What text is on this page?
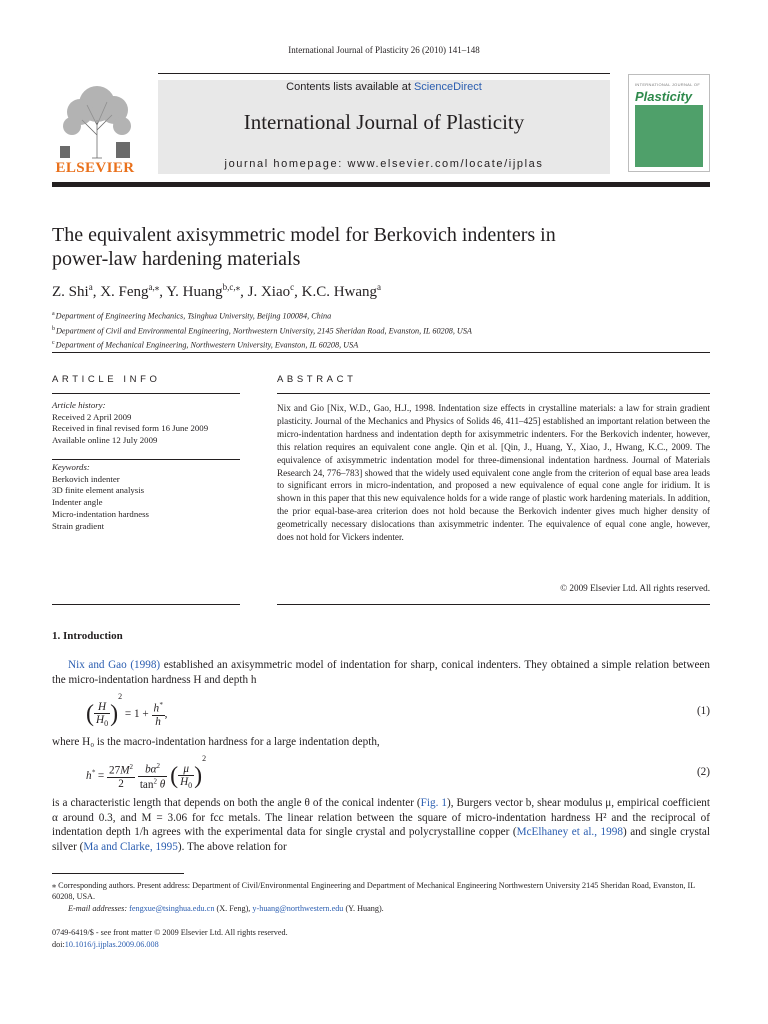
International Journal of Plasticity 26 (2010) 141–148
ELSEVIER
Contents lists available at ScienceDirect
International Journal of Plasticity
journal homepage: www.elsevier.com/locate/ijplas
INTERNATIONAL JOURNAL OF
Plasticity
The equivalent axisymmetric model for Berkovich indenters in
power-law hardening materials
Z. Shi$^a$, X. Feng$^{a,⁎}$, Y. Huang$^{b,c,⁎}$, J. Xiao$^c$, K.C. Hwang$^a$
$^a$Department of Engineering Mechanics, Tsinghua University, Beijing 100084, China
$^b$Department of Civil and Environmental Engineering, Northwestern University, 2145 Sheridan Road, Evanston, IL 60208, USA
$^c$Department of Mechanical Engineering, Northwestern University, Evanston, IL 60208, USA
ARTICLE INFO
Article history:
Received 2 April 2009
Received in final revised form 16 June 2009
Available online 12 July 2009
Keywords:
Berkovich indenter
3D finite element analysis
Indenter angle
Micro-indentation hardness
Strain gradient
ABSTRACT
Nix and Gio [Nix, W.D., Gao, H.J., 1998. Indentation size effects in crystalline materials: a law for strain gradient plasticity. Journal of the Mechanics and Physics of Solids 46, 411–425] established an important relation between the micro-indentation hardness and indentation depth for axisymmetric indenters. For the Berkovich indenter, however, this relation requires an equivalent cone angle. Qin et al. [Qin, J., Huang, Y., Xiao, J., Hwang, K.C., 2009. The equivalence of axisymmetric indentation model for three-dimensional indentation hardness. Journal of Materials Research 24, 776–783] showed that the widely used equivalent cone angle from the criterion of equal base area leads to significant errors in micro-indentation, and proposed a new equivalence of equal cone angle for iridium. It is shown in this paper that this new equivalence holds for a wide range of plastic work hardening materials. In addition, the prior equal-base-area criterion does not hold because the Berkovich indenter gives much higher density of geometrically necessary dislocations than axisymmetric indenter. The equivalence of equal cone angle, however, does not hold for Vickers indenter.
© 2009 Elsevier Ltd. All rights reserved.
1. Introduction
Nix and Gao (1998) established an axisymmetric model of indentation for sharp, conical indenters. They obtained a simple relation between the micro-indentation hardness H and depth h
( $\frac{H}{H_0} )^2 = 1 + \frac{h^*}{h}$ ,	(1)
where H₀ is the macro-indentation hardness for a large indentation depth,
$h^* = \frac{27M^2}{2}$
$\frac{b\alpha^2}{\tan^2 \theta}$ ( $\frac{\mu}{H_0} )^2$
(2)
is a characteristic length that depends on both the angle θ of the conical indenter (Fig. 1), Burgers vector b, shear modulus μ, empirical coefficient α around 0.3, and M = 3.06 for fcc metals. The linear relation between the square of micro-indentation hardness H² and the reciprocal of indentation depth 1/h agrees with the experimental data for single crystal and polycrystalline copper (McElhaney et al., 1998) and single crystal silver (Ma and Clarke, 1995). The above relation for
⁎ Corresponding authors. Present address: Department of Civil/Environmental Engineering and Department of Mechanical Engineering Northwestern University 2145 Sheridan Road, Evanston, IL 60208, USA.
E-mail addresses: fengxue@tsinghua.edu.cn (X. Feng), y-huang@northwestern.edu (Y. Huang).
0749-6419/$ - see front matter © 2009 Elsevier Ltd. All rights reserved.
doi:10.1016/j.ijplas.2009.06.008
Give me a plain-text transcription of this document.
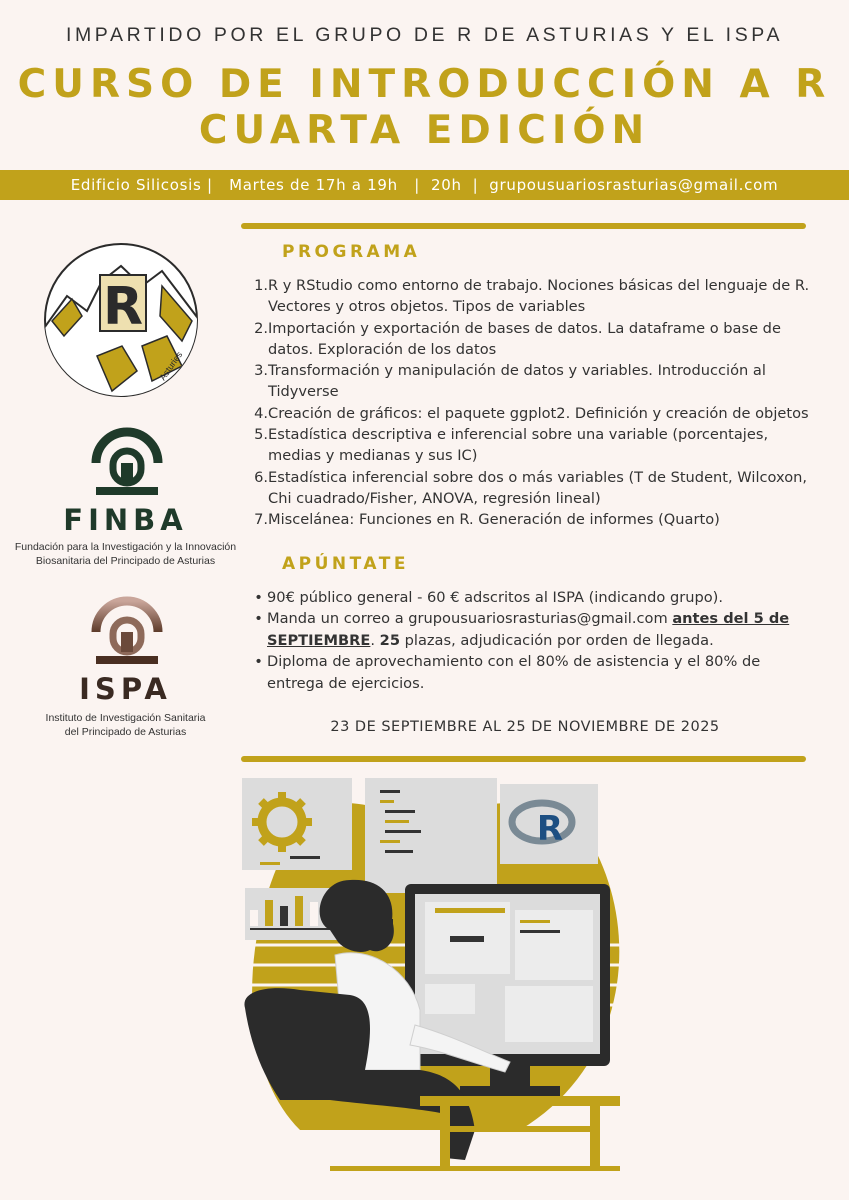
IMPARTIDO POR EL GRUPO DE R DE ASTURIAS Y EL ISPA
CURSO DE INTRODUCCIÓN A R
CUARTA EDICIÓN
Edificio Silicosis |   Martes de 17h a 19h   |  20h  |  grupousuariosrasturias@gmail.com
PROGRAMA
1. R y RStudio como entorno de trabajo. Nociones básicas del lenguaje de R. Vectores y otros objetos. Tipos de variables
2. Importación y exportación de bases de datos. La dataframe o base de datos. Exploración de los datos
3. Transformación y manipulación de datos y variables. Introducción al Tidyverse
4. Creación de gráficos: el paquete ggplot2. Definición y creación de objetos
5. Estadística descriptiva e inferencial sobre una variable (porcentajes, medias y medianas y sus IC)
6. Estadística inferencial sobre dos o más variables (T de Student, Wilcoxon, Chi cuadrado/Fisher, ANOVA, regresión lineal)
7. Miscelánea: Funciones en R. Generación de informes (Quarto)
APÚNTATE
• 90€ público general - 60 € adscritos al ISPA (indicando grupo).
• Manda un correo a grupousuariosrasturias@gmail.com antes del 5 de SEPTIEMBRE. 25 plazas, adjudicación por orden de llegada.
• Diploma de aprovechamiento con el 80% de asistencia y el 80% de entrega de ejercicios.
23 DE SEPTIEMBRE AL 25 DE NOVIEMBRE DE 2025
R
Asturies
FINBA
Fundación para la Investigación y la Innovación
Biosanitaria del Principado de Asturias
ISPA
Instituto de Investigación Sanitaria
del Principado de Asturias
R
--
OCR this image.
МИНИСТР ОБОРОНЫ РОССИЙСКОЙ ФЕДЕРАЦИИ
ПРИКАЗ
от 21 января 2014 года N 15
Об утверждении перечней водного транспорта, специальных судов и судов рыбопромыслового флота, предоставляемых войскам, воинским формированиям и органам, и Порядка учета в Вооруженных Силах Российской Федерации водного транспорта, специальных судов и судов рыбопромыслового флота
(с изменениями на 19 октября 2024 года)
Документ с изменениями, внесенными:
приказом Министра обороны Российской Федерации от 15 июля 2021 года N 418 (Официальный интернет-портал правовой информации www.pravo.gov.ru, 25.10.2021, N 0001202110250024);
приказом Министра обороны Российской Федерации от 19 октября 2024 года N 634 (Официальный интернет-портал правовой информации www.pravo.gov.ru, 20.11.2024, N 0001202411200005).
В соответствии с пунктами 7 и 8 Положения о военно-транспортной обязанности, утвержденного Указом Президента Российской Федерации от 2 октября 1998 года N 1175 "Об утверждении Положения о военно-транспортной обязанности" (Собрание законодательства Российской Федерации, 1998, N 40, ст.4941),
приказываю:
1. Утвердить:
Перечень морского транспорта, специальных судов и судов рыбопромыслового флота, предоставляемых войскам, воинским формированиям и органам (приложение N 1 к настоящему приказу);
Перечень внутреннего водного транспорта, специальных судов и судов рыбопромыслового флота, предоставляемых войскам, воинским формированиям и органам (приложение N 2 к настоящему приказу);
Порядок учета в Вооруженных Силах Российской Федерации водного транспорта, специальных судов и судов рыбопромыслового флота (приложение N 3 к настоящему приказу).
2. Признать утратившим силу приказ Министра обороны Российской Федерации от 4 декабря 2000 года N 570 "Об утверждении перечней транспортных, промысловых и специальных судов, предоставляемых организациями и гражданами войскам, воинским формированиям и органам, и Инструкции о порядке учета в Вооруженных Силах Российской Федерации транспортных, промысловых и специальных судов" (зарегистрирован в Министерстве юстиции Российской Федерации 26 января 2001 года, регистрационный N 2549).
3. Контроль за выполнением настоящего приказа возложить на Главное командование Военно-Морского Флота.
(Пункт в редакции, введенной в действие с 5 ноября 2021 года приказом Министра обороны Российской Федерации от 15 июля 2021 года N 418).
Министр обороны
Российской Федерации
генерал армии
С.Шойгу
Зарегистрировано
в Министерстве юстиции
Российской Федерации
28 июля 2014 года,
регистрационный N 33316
...
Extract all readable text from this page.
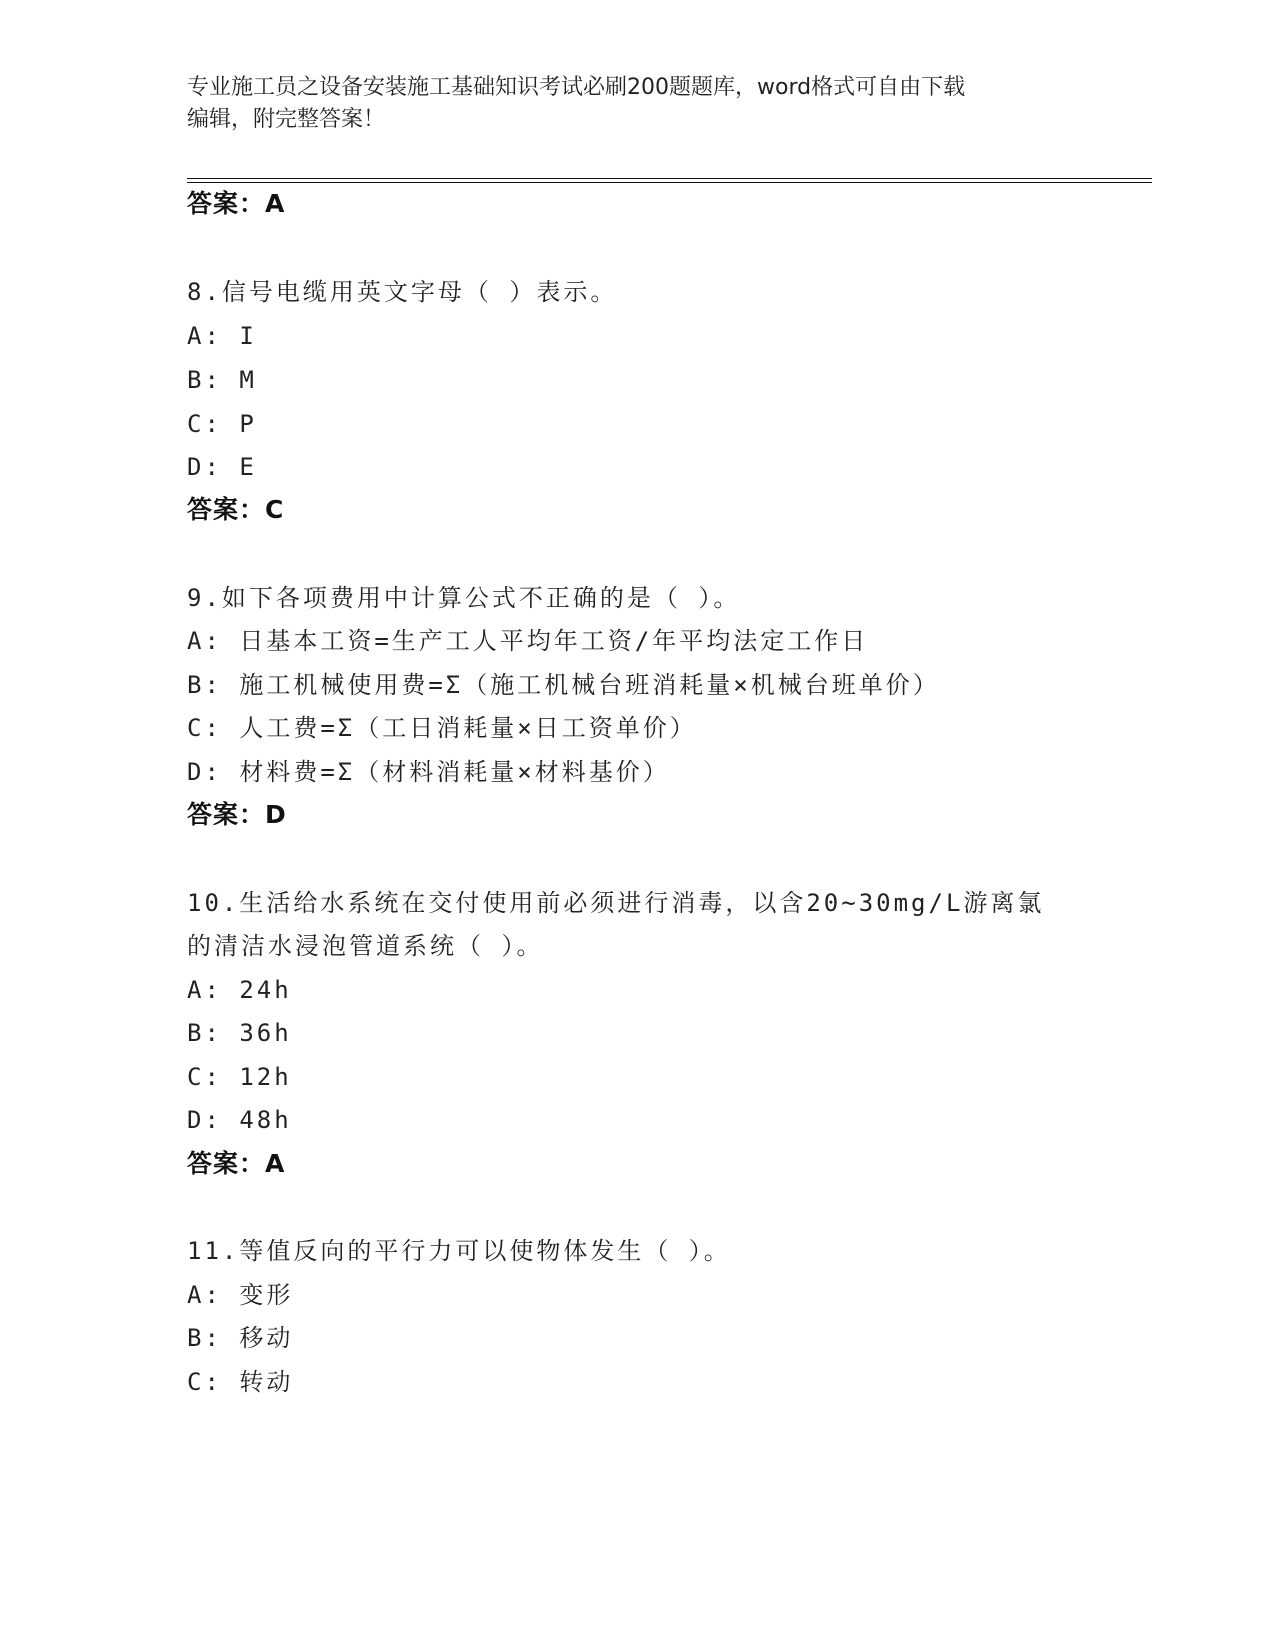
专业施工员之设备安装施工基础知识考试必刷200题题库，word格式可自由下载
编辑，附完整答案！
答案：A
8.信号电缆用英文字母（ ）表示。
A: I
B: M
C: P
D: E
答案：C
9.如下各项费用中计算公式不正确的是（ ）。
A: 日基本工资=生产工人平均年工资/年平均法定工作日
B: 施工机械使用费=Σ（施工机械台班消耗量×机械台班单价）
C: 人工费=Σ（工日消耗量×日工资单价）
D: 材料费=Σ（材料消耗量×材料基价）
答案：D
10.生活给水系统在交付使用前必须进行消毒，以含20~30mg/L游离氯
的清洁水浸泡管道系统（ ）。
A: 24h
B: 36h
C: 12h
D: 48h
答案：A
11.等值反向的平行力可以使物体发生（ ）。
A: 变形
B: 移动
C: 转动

EXERCISE GOAL → Only lines with the string "Feng" belong in your answer; copy each one.

ANSWER FOR THE TASK →
Z. Shi$^a$, X. Feng$^{a,⁎}$, Y. Huang$^{b,c,⁎}$, J. Xiao$^c$, K.C. Hwang$^a$
E-mail addresses: fengxue@tsinghua.edu.cn (X. Feng), y-huang@northwestern.edu (Y. Huang).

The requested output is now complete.